Work instructions:
Below are some records; retype all of them exactly.

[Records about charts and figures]
_ _ _ _ _ _ _

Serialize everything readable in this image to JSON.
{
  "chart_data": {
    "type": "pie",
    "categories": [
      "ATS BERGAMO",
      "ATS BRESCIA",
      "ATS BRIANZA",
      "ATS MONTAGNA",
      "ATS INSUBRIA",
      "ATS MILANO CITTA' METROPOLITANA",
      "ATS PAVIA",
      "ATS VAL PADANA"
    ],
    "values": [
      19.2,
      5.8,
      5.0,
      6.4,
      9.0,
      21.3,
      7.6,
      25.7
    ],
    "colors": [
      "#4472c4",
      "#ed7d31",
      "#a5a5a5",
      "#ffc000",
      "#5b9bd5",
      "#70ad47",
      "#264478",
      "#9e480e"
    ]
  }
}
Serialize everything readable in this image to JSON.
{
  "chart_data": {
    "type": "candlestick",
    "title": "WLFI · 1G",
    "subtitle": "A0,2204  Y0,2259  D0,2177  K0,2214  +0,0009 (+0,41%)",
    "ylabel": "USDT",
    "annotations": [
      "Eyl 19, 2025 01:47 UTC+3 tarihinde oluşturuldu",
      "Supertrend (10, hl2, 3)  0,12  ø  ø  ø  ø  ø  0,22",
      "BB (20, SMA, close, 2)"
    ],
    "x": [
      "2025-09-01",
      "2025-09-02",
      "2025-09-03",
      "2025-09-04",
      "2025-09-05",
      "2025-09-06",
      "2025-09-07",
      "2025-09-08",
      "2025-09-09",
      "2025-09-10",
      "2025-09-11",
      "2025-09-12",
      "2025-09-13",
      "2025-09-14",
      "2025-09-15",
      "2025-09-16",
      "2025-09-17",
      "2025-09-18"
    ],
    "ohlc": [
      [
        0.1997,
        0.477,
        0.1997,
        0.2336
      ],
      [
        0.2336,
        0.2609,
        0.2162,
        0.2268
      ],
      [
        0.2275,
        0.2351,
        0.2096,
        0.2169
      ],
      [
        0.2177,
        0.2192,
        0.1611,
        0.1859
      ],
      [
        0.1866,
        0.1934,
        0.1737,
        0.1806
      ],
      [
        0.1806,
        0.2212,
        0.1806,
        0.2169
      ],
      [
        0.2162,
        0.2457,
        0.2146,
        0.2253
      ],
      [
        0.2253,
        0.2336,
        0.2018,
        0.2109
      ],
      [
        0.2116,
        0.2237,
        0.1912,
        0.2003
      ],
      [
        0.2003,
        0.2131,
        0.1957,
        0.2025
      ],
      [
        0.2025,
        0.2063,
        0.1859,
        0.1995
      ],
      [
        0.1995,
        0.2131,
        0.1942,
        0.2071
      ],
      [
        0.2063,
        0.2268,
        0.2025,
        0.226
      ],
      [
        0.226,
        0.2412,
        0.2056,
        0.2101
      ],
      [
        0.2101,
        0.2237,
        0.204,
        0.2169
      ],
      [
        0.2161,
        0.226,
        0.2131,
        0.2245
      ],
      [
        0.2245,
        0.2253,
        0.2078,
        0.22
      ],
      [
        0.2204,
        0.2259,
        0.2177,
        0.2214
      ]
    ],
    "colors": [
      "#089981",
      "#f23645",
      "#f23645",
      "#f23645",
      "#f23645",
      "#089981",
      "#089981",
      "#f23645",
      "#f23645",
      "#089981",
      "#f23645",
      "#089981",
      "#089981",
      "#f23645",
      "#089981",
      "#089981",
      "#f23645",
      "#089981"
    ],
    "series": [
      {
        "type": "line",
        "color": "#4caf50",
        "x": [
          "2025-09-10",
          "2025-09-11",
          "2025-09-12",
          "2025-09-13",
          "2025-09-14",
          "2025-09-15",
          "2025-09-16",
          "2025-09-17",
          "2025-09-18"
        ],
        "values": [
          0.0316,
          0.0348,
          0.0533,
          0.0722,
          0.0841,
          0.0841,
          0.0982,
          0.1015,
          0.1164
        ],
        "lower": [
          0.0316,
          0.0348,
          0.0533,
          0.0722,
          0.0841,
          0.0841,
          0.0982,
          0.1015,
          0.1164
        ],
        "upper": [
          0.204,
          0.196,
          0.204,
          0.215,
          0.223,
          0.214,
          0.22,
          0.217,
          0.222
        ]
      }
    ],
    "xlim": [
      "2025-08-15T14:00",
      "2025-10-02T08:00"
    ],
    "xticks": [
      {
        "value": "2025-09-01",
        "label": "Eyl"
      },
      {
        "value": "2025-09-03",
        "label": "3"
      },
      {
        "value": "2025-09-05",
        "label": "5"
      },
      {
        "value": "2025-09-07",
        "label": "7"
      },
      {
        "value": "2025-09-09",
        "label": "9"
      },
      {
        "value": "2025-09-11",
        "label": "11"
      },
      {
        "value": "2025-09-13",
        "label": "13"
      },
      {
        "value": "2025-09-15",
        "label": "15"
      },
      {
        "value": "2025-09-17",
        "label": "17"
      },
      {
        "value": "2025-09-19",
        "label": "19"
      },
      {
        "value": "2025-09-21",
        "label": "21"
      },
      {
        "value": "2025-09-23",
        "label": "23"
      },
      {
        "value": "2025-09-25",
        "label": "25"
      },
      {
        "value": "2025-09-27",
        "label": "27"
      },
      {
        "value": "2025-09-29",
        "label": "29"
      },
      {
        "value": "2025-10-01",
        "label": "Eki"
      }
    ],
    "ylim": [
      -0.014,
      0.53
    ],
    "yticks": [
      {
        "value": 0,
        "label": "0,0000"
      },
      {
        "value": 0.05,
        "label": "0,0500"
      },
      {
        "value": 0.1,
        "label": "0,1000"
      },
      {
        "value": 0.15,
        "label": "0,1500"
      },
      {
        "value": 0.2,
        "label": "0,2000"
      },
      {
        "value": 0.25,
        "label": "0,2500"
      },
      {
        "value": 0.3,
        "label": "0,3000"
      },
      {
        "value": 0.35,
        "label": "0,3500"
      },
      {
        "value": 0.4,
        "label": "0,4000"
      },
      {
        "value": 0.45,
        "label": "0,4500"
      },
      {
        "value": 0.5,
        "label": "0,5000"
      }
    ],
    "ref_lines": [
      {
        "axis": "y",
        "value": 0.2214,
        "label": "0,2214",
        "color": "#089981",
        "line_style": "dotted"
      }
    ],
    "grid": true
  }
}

_ _ _ _ _ _ _

Full solution:
Serialize everything readable in this image to JSON.
{
  "chart_data": {
    "type": "pie",
    "categories": [
      "ATS BERGAMO",
      "ATS BRESCIA",
      "ATS BRIANZA",
      "ATS MONTAGNA",
      "ATS INSUBRIA",
      "ATS MILANO CITTA' METROPOLITANA",
      "ATS PAVIA",
      "ATS VAL PADANA"
    ],
    "values": [
      19.2,
      5.8,
      5.0,
      6.4,
      9.0,
      21.3,
      7.6,
      25.7
    ],
    "colors": [
      "#4472c4",
      "#ed7d31",
      "#a5a5a5",
      "#ffc000",
      "#5b9bd5",
      "#70ad47",
      "#264478",
      "#9e480e"
    ]
  }
}
Serialize everything readable in this image to JSON.
{
  "chart_data": {
    "type": "candlestick",
    "title": "WLFI · 1G",
    "subtitle": "A0,2204  Y0,2259  D0,2177  K0,2214  +0,0009 (+0,41%)",
    "ylabel": "USDT",
    "annotations": [
      "Eyl 19, 2025 01:47 UTC+3 tarihinde oluşturuldu",
      "Supertrend (10, hl2, 3)  0,12  ø  ø  ø  ø  ø  0,22",
      "BB (20, SMA, close, 2)"
    ],
    "x": [
      "2025-09-01",
      "2025-09-02",
      "2025-09-03",
      "2025-09-04",
      "2025-09-05",
      "2025-09-06",
      "2025-09-07",
      "2025-09-08",
      "2025-09-09",
      "2025-09-10",
      "2025-09-11",
      "2025-09-12",
      "2025-09-13",
      "2025-09-14",
      "2025-09-15",
      "2025-09-16",
      "2025-09-17",
      "2025-09-18"
    ],
    "ohlc": [
      [
        0.1997,
        0.477,
        0.1997,
        0.2336
      ],
      [
        0.2336,
        0.2609,
        0.2162,
        0.2268
      ],
      [
        0.2275,
        0.2351,
        0.2096,
        0.2169
      ],
      [
        0.2177,
        0.2192,
        0.1611,
        0.1859
      ],
      [
        0.1866,
        0.1934,
        0.1737,
        0.1806
      ],
      [
        0.1806,
        0.2212,
        0.1806,
        0.2169
      ],
      [
        0.2162,
        0.2457,
        0.2146,
        0.2253
      ],
      [
        0.2253,
        0.2336,
        0.2018,
        0.2109
      ],
      [
        0.2116,
        0.2237,
        0.1912,
        0.2003
      ],
      [
        0.2003,
        0.2131,
        0.1957,
        0.2025
      ],
      [
        0.2025,
        0.2063,
        0.1859,
        0.1995
      ],
      [
        0.1995,
        0.2131,
        0.1942,
        0.2071
      ],
      [
        0.2063,
        0.2268,
        0.2025,
        0.226
      ],
      [
        0.226,
        0.2412,
        0.2056,
        0.2101
      ],
      [
        0.2101,
        0.2237,
        0.204,
        0.2169
      ],
      [
        0.2161,
        0.226,
        0.2131,
        0.2245
      ],
      [
        0.2245,
        0.2253,
        0.2078,
        0.22
      ],
      [
        0.2204,
        0.2259,
        0.2177,
        0.2214
      ]
    ],
    "colors": [
      "#089981",
      "#f23645",
      "#f23645",
      "#f23645",
      "#f23645",
      "#089981",
      "#089981",
      "#f23645",
      "#f23645",
      "#089981",
      "#f23645",
      "#089981",
      "#089981",
      "#f23645",
      "#089981",
      "#089981",
      "#f23645",
      "#089981"
    ],
    "series": [
      {
        "type": "line",
        "color": "#4caf50",
        "x": [
          "2025-09-10",
          "2025-09-11",
          "2025-09-12",
          "2025-09-13",
          "2025-09-14",
          "2025-09-15",
          "2025-09-16",
          "2025-09-17",
          "2025-09-18"
        ],
        "values": [
          0.0316,
          0.0348,
          0.0533,
          0.0722,
          0.0841,
          0.0841,
          0.0982,
          0.1015,
          0.1164
        ],
        "lower": [
          0.0316,
          0.0348,
          0.0533,
          0.0722,
          0.0841,
          0.0841,
          0.0982,
          0.1015,
          0.1164
        ],
        "upper": [
          0.204,
          0.196,
          0.204,
          0.215,
          0.223,
          0.214,
          0.22,
          0.217,
          0.222
        ]
      }
    ],
    "xlim": [
      "2025-08-15T14:00",
      "2025-10-02T08:00"
    ],
    "xticks": [
      {
        "value": "2025-09-01",
        "label": "Eyl"
      },
      {
        "value": "2025-09-03",
        "label": "3"
      },
      {
        "value": "2025-09-05",
        "label": "5"
      },
      {
        "value": "2025-09-07",
        "label": "7"
      },
      {
        "value": "2025-09-09",
        "label": "9"
      },
      {
        "value": "2025-09-11",
        "label": "11"
      },
      {
        "value": "2025-09-13",
        "label": "13"
      },
      {
        "value": "2025-09-15",
        "label": "15"
      },
      {
        "value": "2025-09-17",
        "label": "17"
      },
      {
        "value": "2025-09-19",
        "label": "19"
      },
      {
        "value": "2025-09-21",
        "label": "21"
      },
      {
        "value": "2025-09-23",
        "label": "23"
      },
      {
        "value": "2025-09-25",
        "label": "25"
      },
      {
        "value": "2025-09-27",
        "label": "27"
      },
      {
        "value": "2025-09-29",
        "label": "29"
      },
      {
        "value": "2025-10-01",
        "label": "Eki"
      }
    ],
    "ylim": [
      -0.014,
      0.53
    ],
    "yticks": [
      {
        "value": 0,
        "label": "0,0000"
      },
      {
        "value": 0.05,
        "label": "0,0500"
      },
      {
        "value": 0.1,
        "label": "0,1000"
      },
      {
        "value": 0.15,
        "label": "0,1500"
      },
      {
        "value": 0.2,
        "label": "0,2000"
      },
      {
        "value": 0.25,
        "label": "0,2500"
      },
      {
        "value": 0.3,
        "label": "0,3000"
      },
      {
        "value": 0.35,
        "label": "0,3500"
      },
      {
        "value": 0.4,
        "label": "0,4000"
      },
      {
        "value": 0.45,
        "label": "0,4500"
      },
      {
        "value": 0.5,
        "label": "0,5000"
      }
    ],
    "ref_lines": [
      {
        "axis": "y",
        "value": 0.2214,
        "label": "0,2214",
        "color": "#089981",
        "line_style": "dotted"
      }
    ],
    "grid": true
  }
}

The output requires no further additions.